* Exercise task: From the entries below, tally how many lines contain "this" and report only that figure.

* Stored data:
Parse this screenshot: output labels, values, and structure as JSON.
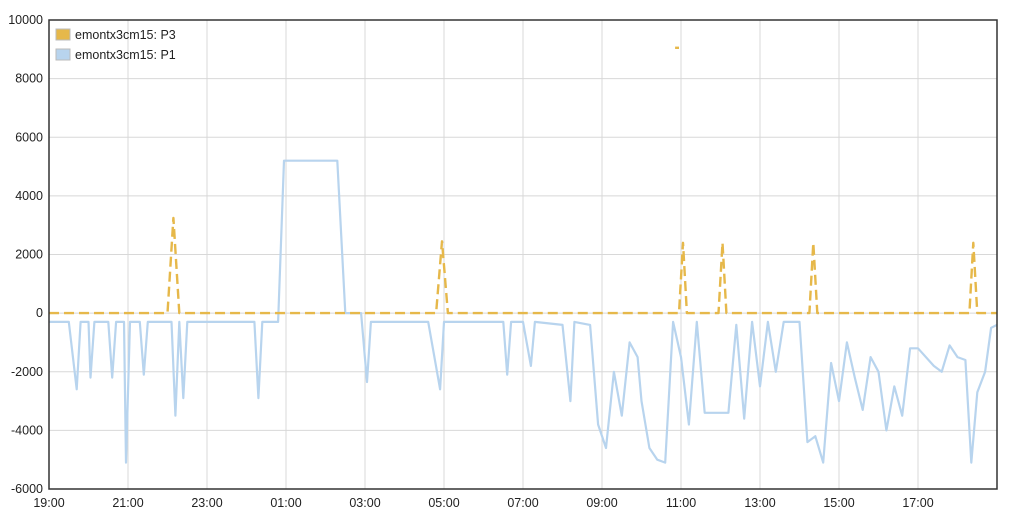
{
  "chart_data": {
    "type": "line",
    "title": "",
    "xlabel": "",
    "ylabel": "",
    "ylim": [
      -6000,
      10000
    ],
    "xlim": [
      0,
      24
    ],
    "x_unit": "hours since 19:00",
    "yticks": [
      "10000",
      "8000",
      "6000",
      "4000",
      "2000",
      "0",
      "-2000",
      "-4000",
      "-6000"
    ],
    "ytick_values": [
      10000,
      8000,
      6000,
      4000,
      2000,
      0,
      -2000,
      -4000,
      -6000
    ],
    "xticks": [
      "19:00",
      "21:00",
      "23:00",
      "01:00",
      "03:00",
      "05:00",
      "07:00",
      "09:00",
      "11:00",
      "13:00",
      "15:00",
      "17:00"
    ],
    "xtick_values": [
      0,
      2,
      4,
      6,
      8,
      10,
      12,
      14,
      16,
      18,
      20,
      22
    ],
    "grid": true,
    "legend_position": "top-left",
    "series": [
      {
        "name": "emontx3cm15: P3",
        "color": "#e6b84a",
        "dashed": true,
        "points": [
          [
            0,
            0
          ],
          [
            3.0,
            0
          ],
          [
            3.15,
            3250
          ],
          [
            3.3,
            0
          ],
          [
            9.8,
            0
          ],
          [
            9.95,
            2450
          ],
          [
            10.1,
            0
          ],
          [
            15.95,
            0
          ],
          [
            16.05,
            2400
          ],
          [
            16.15,
            0
          ],
          [
            16.95,
            0
          ],
          [
            17.05,
            2400
          ],
          [
            17.15,
            0
          ],
          [
            19.25,
            0
          ],
          [
            19.35,
            2400
          ],
          [
            19.45,
            0
          ],
          [
            23.3,
            0
          ],
          [
            23.4,
            2400
          ],
          [
            23.5,
            0
          ],
          [
            24,
            0
          ]
        ]
      },
      {
        "name": "emontx3cm15: P3 (isolated)",
        "color": "#e6b84a",
        "points": [
          [
            15.85,
            9050
          ],
          [
            15.95,
            9050
          ]
        ]
      },
      {
        "name": "emontx3cm15: P1",
        "color": "#b8d4ee",
        "points": [
          [
            0,
            -300
          ],
          [
            0.5,
            -300
          ],
          [
            0.7,
            -2600
          ],
          [
            0.8,
            -300
          ],
          [
            1.0,
            -300
          ],
          [
            1.05,
            -2200
          ],
          [
            1.15,
            -300
          ],
          [
            1.5,
            -300
          ],
          [
            1.6,
            -2200
          ],
          [
            1.7,
            -300
          ],
          [
            1.9,
            -300
          ],
          [
            1.95,
            -5100
          ],
          [
            2.05,
            -300
          ],
          [
            2.3,
            -300
          ],
          [
            2.4,
            -2100
          ],
          [
            2.5,
            -300
          ],
          [
            3.1,
            -300
          ],
          [
            3.2,
            -3500
          ],
          [
            3.3,
            -300
          ],
          [
            3.4,
            -2900
          ],
          [
            3.5,
            -300
          ],
          [
            5.2,
            -300
          ],
          [
            5.3,
            -2900
          ],
          [
            5.4,
            -300
          ],
          [
            5.8,
            -300
          ],
          [
            5.95,
            5200
          ],
          [
            7.3,
            5200
          ],
          [
            7.5,
            0
          ],
          [
            7.9,
            0
          ],
          [
            8.05,
            -2350
          ],
          [
            8.15,
            -300
          ],
          [
            9.6,
            -300
          ],
          [
            9.9,
            -2600
          ],
          [
            10.0,
            -300
          ],
          [
            11.5,
            -300
          ],
          [
            11.6,
            -2100
          ],
          [
            11.7,
            -300
          ],
          [
            12.0,
            -300
          ],
          [
            12.2,
            -1800
          ],
          [
            12.3,
            -300
          ],
          [
            13.0,
            -400
          ],
          [
            13.2,
            -3000
          ],
          [
            13.3,
            -300
          ],
          [
            13.7,
            -400
          ],
          [
            13.9,
            -3800
          ],
          [
            14.1,
            -4600
          ],
          [
            14.3,
            -2000
          ],
          [
            14.5,
            -3500
          ],
          [
            14.7,
            -1000
          ],
          [
            14.9,
            -1500
          ],
          [
            15.0,
            -3000
          ],
          [
            15.2,
            -4600
          ],
          [
            15.4,
            -5000
          ],
          [
            15.6,
            -5100
          ],
          [
            15.8,
            -300
          ],
          [
            16.0,
            -1500
          ],
          [
            16.2,
            -3800
          ],
          [
            16.4,
            -300
          ],
          [
            16.6,
            -3400
          ],
          [
            17.2,
            -3400
          ],
          [
            17.4,
            -400
          ],
          [
            17.6,
            -3600
          ],
          [
            17.8,
            -300
          ],
          [
            18.0,
            -2500
          ],
          [
            18.2,
            -300
          ],
          [
            18.4,
            -2000
          ],
          [
            18.6,
            -300
          ],
          [
            19.0,
            -300
          ],
          [
            19.2,
            -4400
          ],
          [
            19.4,
            -4200
          ],
          [
            19.6,
            -5100
          ],
          [
            19.8,
            -1700
          ],
          [
            20.0,
            -3000
          ],
          [
            20.2,
            -1000
          ],
          [
            20.4,
            -2200
          ],
          [
            20.6,
            -3300
          ],
          [
            20.8,
            -1500
          ],
          [
            21.0,
            -2000
          ],
          [
            21.2,
            -4000
          ],
          [
            21.4,
            -2500
          ],
          [
            21.6,
            -3500
          ],
          [
            21.8,
            -1200
          ],
          [
            22.0,
            -1200
          ],
          [
            22.4,
            -1800
          ],
          [
            22.6,
            -2000
          ],
          [
            22.8,
            -1100
          ],
          [
            23.0,
            -1500
          ],
          [
            23.2,
            -1600
          ],
          [
            23.35,
            -5100
          ],
          [
            23.5,
            -2700
          ],
          [
            23.7,
            -2000
          ],
          [
            23.85,
            -500
          ],
          [
            24,
            -400
          ]
        ]
      }
    ]
  }
}
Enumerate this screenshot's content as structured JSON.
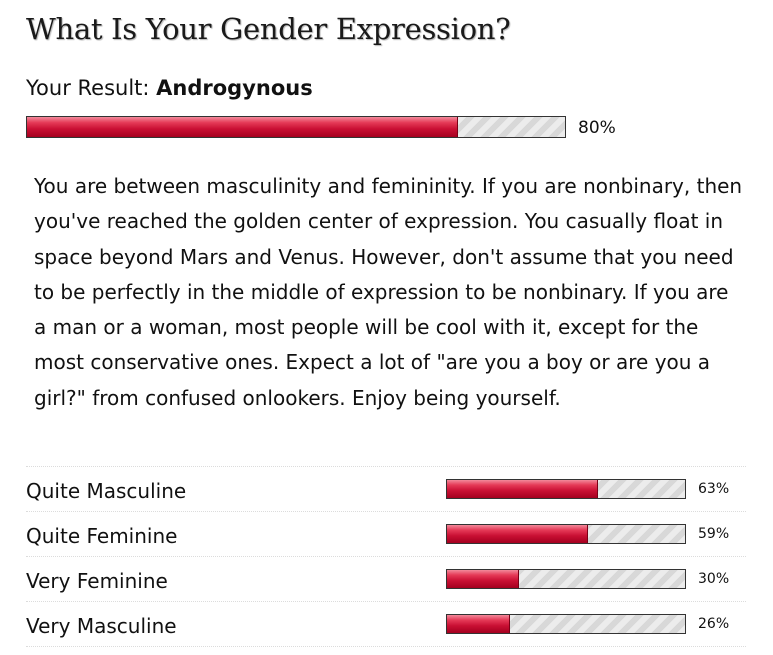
{
  "quiz": {
    "title": "What Is Your Gender Expression?",
    "result_prefix": "Your Result:",
    "result_name": "Androgynous",
    "result_percent": 80,
    "result_percent_label": "80%",
    "description": "You are between masculinity and femininity. If you are nonbinary, then you've reached the golden center of expression. You casually float in space beyond Mars and Venus. However, don't assume that you need to be perfectly in the middle of expression to be nonbinary. If you are a man or a woman, most people will be cool with it, except for the most conservative ones. Expect a lot of \"are you a boy or are you a girl?\" from confused onlookers. Enjoy be­ing yourself."
  },
  "other_results": [
    {
      "label": "Quite Masculine",
      "percent": 63,
      "percent_label": "63%"
    },
    {
      "label": "Quite Feminine",
      "percent": 59,
      "percent_label": "59%"
    },
    {
      "label": "Very Feminine",
      "percent": 30,
      "percent_label": "30%"
    },
    {
      "label": "Very Masculine",
      "percent": 26,
      "percent_label": "26%"
    }
  ],
  "colors": {
    "bar_fill": "#c90f33",
    "bar_track": "#e4e4e4",
    "text": "#111111"
  }
}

* Written solution: 2